(Stored data):
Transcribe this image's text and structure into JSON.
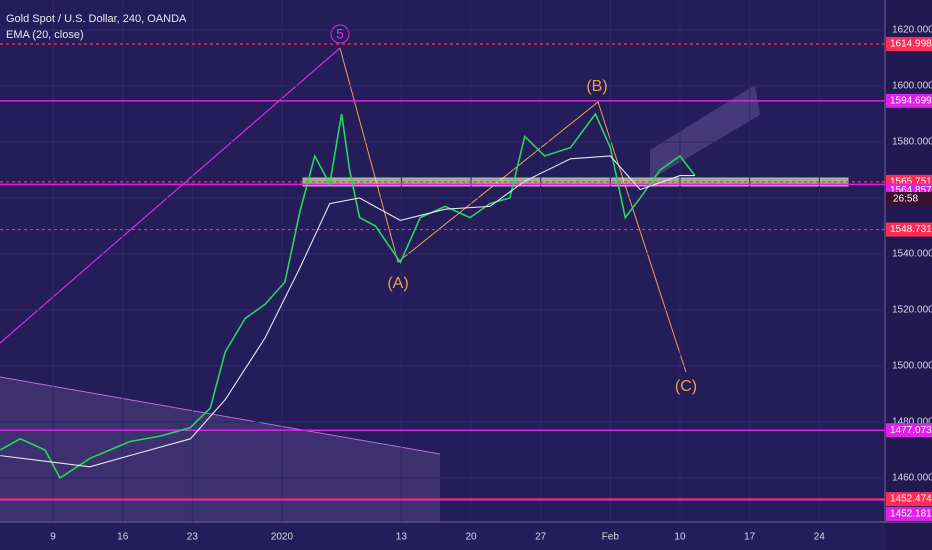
{
  "chart_data": {
    "type": "line",
    "title": "Gold Spot / U.S. Dollar, 240, OANDA",
    "indicator": "EMA (20, close)",
    "xlim": [
      2.67,
      91.6
    ],
    "ylim": [
      1444.3,
      1630.7
    ],
    "xticks": [
      {
        "value": 8,
        "label": "9"
      },
      {
        "value": 15,
        "label": "16"
      },
      {
        "value": 22,
        "label": "23"
      },
      {
        "value": 31,
        "label": "2020"
      },
      {
        "value": 43,
        "label": "13"
      },
      {
        "value": 50,
        "label": "20"
      },
      {
        "value": 57,
        "label": "27"
      },
      {
        "value": 64,
        "label": "Feb"
      },
      {
        "value": 71,
        "label": "10"
      },
      {
        "value": 78,
        "label": "17"
      },
      {
        "value": 85,
        "label": "24"
      }
    ],
    "yticks": [
      {
        "value": 1460,
        "label": "1460.000"
      },
      {
        "value": 1480,
        "label": "1480.000"
      },
      {
        "value": 1500,
        "label": "1500.000"
      },
      {
        "value": 1520,
        "label": "1520.000"
      },
      {
        "value": 1540,
        "label": "1540.000"
      },
      {
        "value": 1560,
        "label": "1560.000"
      },
      {
        "value": 1580,
        "label": "1580.000"
      },
      {
        "value": 1600,
        "label": "1600.000"
      },
      {
        "value": 1620,
        "label": "1620.000"
      }
    ],
    "series": [
      {
        "name": "Gold Spot / U.S. Dollar, 240, OANDA",
        "color": "#26d65a",
        "x": [
          2.7,
          4.7,
          7.2,
          8.7,
          11.7,
          13.7,
          15.7,
          18.8,
          21.8,
          23.8,
          25.3,
          27.3,
          29.3,
          31.3,
          32.8,
          34.3,
          35.8,
          37,
          37.8,
          38.8,
          40.4,
          42.9,
          44.9,
          47.4,
          49.9,
          51.9,
          53.9,
          55.4,
          57.4,
          60,
          62.5,
          64,
          65.5,
          67,
          69,
          71,
          72.5
        ],
        "values": [
          1470,
          1474,
          1470,
          1460,
          1467,
          1470,
          1473,
          1475,
          1478,
          1485,
          1505,
          1517,
          1522,
          1530,
          1555,
          1575,
          1565,
          1590,
          1570,
          1553,
          1550,
          1537,
          1553,
          1557,
          1553,
          1558,
          1560,
          1582,
          1575,
          1578,
          1590,
          1578,
          1553,
          1560,
          1570,
          1575,
          1568
        ]
      },
      {
        "name": "EMA (20, close)",
        "color": "#e6e6f0",
        "x": [
          2.7,
          7.2,
          11.7,
          15.7,
          21.8,
          25.3,
          29.3,
          32.8,
          35.8,
          38.8,
          42.9,
          47.4,
          51.9,
          55.4,
          60,
          64,
          67,
          71,
          72.5
        ],
        "values": [
          1468,
          1466,
          1464,
          1468,
          1474,
          1488,
          1510,
          1535,
          1558,
          1560,
          1552,
          1556,
          1557,
          1566,
          1574,
          1575,
          1563,
          1568,
          1568
        ]
      }
    ],
    "levels": [
      {
        "value": 1614.998,
        "color": "#ff2d55",
        "dash": true
      },
      {
        "value": 1594.699,
        "color": "#e020e8",
        "dash": false
      },
      {
        "value": 1565.751,
        "color": "#ff2d55",
        "dash": true
      },
      {
        "value": 1564.857,
        "color": "#e020e8",
        "dash": false
      },
      {
        "value": 1548.731,
        "color": "#ff2d55",
        "dash": true
      },
      {
        "value": 1477.073,
        "color": "#e020e8",
        "dash": false
      },
      {
        "value": 1452.474,
        "color": "#ff2d55",
        "dash": false
      },
      {
        "value": 1452.181,
        "color": "#e020e8",
        "dash": false
      }
    ],
    "countdown": "26:58",
    "annotations": [
      "5",
      "(A)",
      "(B)",
      "(C)"
    ]
  }
}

(Set exercise): Reproduce every line above as written, skipping pictures.

(Answer to this task):
Transcribe this image's text and structure into JSON.
{
  "chart_data": {
    "type": "line",
    "title": "Gold Spot / U.S. Dollar, 240, OANDA",
    "indicator": "EMA (20, close)",
    "xlim": [
      2.67,
      91.6
    ],
    "ylim": [
      1444.3,
      1630.7
    ],
    "xticks": [
      {
        "value": 8,
        "label": "9"
      },
      {
        "value": 15,
        "label": "16"
      },
      {
        "value": 22,
        "label": "23"
      },
      {
        "value": 31,
        "label": "2020"
      },
      {
        "value": 43,
        "label": "13"
      },
      {
        "value": 50,
        "label": "20"
      },
      {
        "value": 57,
        "label": "27"
      },
      {
        "value": 64,
        "label": "Feb"
      },
      {
        "value": 71,
        "label": "10"
      },
      {
        "value": 78,
        "label": "17"
      },
      {
        "value": 85,
        "label": "24"
      }
    ],
    "yticks": [
      {
        "value": 1460,
        "label": "1460.000"
      },
      {
        "value": 1480,
        "label": "1480.000"
      },
      {
        "value": 1500,
        "label": "1500.000"
      },
      {
        "value": 1520,
        "label": "1520.000"
      },
      {
        "value": 1540,
        "label": "1540.000"
      },
      {
        "value": 1560,
        "label": "1560.000"
      },
      {
        "value": 1580,
        "label": "1580.000"
      },
      {
        "value": 1600,
        "label": "1600.000"
      },
      {
        "value": 1620,
        "label": "1620.000"
      }
    ],
    "series": [
      {
        "name": "Gold Spot / U.S. Dollar, 240, OANDA",
        "color": "#26d65a",
        "x": [
          2.7,
          4.7,
          7.2,
          8.7,
          11.7,
          13.7,
          15.7,
          18.8,
          21.8,
          23.8,
          25.3,
          27.3,
          29.3,
          31.3,
          32.8,
          34.3,
          35.8,
          37,
          37.8,
          38.8,
          40.4,
          42.9,
          44.9,
          47.4,
          49.9,
          51.9,
          53.9,
          55.4,
          57.4,
          60,
          62.5,
          64,
          65.5,
          67,
          69,
          71,
          72.5
        ],
        "values": [
          1470,
          1474,
          1470,
          1460,
          1467,
          1470,
          1473,
          1475,
          1478,
          1485,
          1505,
          1517,
          1522,
          1530,
          1555,
          1575,
          1565,
          1590,
          1570,
          1553,
          1550,
          1537,
          1553,
          1557,
          1553,
          1558,
          1560,
          1582,
          1575,
          1578,
          1590,
          1578,
          1553,
          1560,
          1570,
          1575,
          1568
        ]
      },
      {
        "name": "EMA (20, close)",
        "color": "#e6e6f0",
        "x": [
          2.7,
          7.2,
          11.7,
          15.7,
          21.8,
          25.3,
          29.3,
          32.8,
          35.8,
          38.8,
          42.9,
          47.4,
          51.9,
          55.4,
          60,
          64,
          67,
          71,
          72.5
        ],
        "values": [
          1468,
          1466,
          1464,
          1468,
          1474,
          1488,
          1510,
          1535,
          1558,
          1560,
          1552,
          1556,
          1557,
          1566,
          1574,
          1575,
          1563,
          1568,
          1568
        ]
      }
    ],
    "levels": [
      {
        "value": 1614.998,
        "color": "#ff2d55",
        "dash": true
      },
      {
        "value": 1594.699,
        "color": "#e020e8",
        "dash": false
      },
      {
        "value": 1565.751,
        "color": "#ff2d55",
        "dash": true
      },
      {
        "value": 1564.857,
        "color": "#e020e8",
        "dash": false
      },
      {
        "value": 1548.731,
        "color": "#ff2d55",
        "dash": true
      },
      {
        "value": 1477.073,
        "color": "#e020e8",
        "dash": false
      },
      {
        "value": 1452.474,
        "color": "#ff2d55",
        "dash": false
      },
      {
        "value": 1452.181,
        "color": "#e020e8",
        "dash": false
      }
    ],
    "countdown": "26:58",
    "annotations": [
      "5",
      "(A)",
      "(B)",
      "(C)"
    ]
  }
}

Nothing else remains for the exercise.